- **Short exercise A**
In the Laurel Hell review, what is the name of the art installation where tourists are said to gather?
- **Short exercise B**
List every song title mentioned in the Laurel Hell review.
- **Short exercise C**
Reproduce the passage of the Laurel Hell review word for word, from "Despite coming back" up to and including "is holding back.".

Laurel Hell opens with the vast desert scenery of “Valentine, Texas,” where the mountains leading to Big Bend National Park loom gorgeously in the distance, but also where gawking tourists tend to congregate outside of the near-empty art installation titled Prada Marfa (which, yes, is actually in Valentine). This feeling of mixed identity makes itself clear in “Valentine, Texas”: A cautious tempo matches the opening lyrics, “Let’s step carefully,” as the record descends into the mind of the artist. The first, lulling verse builds into a swelling, glam-rock instrumental break, with glimmering synths and driving piano lines. The narrator wonders who she’ll be tonight; opening the door to a new self, she hopes the mountains in the distance will help lighten the mental weight she carries.
It’s a solid, even stoic opening song, but it’s hard to not be reminded of another album-opening track of Mitski’s, “Texas Reznikoff” (off of 2014’s Bury Me At Makeout Creek). It’s another emotive song with no chorus, which uses the southern state as a setting of release, with imagery of wide open blue skies and warm summer breezes. Tender and reflective, it soon bursts forth into a thrashing, hollering force—something “Valentine, Texas” almost begs for.
That opener is quickly overtaken by the next track, all about the heaviness and brutality of creating art under capitalism, and the unending desire to achieve what others view as “success.” “Working For The Knife” is intoxicating in sound and lyricism, as the beat falls hard and metal clanks in the background. She handles the complex theme with an apt hand, with lyrics like “I used to think I’d be done at 20, but now at 29 the road ahead appears the same.” At times the synths intentionally grate, adding to the industrial edge.
“Stay Soft” meanders over into ’70s pop territory, reminiscent of groups like ABBA. It’s lively and funky—but despite lyrics about the harshness of the world and how it creates callouses on the softest parts of ourselves, “Stay Soft” feels wrapped in a musical safety blanket. While the monumental Be The Cowboy took elements of pop and rock, twisting and dialing them up to 10, the familiar nature of “Stay Soft” exemplifies the issue with Laurel Hell and its dearth of risk-taking.
Despite coming back after a self-imposed hiatus, it still feels like there’s a thick pane of glass between Mitski and the listener. On previous albums like Puberty 2 and Bury Me At Makeout Creek, you can feel Mitski inviting you into her mind. Much of Laurel Hell comes across like she’s scared to offer up as much emotionally as she did before—wanting to withhold as much as of herself as she can while making her art. It’s a fine intention in theory, but it leaves something to be desired when it feels like an artist is holding back.

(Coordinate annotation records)
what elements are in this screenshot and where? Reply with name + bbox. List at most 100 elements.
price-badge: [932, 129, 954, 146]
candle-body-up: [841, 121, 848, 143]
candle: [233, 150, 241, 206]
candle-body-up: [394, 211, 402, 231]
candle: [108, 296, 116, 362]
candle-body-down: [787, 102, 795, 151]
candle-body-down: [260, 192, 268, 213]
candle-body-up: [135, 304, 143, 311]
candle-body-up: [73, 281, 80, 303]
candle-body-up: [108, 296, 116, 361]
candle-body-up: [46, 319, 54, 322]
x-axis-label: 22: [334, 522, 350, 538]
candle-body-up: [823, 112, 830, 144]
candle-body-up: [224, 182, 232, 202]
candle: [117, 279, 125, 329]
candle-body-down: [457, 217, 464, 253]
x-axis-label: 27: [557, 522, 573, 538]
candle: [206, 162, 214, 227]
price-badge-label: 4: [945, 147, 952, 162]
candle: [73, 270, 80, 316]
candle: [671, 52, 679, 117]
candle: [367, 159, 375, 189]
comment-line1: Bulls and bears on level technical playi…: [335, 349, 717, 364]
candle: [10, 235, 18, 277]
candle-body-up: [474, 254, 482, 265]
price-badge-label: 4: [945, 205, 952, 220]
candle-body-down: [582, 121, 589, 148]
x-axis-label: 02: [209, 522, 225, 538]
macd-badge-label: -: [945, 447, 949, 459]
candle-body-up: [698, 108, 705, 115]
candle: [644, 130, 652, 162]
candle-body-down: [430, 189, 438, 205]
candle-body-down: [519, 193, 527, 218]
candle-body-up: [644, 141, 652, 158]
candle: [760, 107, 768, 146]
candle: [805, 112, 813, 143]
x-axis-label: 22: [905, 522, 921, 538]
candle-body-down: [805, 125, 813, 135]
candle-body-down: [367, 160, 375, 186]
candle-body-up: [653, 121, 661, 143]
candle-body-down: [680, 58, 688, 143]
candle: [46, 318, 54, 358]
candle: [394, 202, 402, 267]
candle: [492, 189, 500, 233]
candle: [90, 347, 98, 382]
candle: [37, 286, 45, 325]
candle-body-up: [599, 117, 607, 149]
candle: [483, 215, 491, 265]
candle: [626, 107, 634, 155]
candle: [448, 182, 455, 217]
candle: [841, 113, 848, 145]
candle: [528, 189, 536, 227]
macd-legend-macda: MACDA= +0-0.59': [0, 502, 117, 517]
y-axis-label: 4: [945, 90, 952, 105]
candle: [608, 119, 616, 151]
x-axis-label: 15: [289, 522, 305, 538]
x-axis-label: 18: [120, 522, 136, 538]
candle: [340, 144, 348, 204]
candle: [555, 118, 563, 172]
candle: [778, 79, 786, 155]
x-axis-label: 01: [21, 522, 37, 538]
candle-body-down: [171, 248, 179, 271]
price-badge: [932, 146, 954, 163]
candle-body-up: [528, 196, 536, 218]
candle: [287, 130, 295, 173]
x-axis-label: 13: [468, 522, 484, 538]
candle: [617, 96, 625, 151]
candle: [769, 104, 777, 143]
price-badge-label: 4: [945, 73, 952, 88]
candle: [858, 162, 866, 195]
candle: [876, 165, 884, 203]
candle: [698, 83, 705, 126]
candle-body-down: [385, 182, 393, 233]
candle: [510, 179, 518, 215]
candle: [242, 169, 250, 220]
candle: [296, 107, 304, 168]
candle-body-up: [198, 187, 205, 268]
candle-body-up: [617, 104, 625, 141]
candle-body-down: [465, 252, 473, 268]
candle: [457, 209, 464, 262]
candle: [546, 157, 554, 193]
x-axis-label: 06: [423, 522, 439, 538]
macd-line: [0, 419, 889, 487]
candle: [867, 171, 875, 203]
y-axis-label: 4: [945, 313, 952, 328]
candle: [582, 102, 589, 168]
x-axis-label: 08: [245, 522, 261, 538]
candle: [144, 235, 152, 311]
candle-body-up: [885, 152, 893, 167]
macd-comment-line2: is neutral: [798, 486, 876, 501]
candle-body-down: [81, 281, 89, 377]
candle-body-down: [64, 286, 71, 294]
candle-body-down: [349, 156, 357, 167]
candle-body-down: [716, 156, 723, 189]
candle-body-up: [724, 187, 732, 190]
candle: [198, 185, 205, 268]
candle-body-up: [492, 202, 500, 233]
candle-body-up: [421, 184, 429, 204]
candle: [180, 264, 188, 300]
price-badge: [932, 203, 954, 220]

- **Written answer A**
Prada Marfa

- **Written answer B**
"Valentine, Texas"; "Texas Reznikoff"; "Working For The Knife"; "Stay Soft"

- **Written answer C**
Despite coming back after a self-imposed hiatus, it still feels like there’s a thick pane of glass between Mitski and the listener. On previous albums like Puberty 2 and Bury Me At Makeout Creek, you can feel Mitski inviting you into her mind. Much of Laurel Hell comes across like she’s scared to offer up as much emotionally as she did before—wanting to withhold as much as of herself as she can while making her art. It’s a fine intention in theory, but it leaves something to be desired when it feels like an artist is holding back.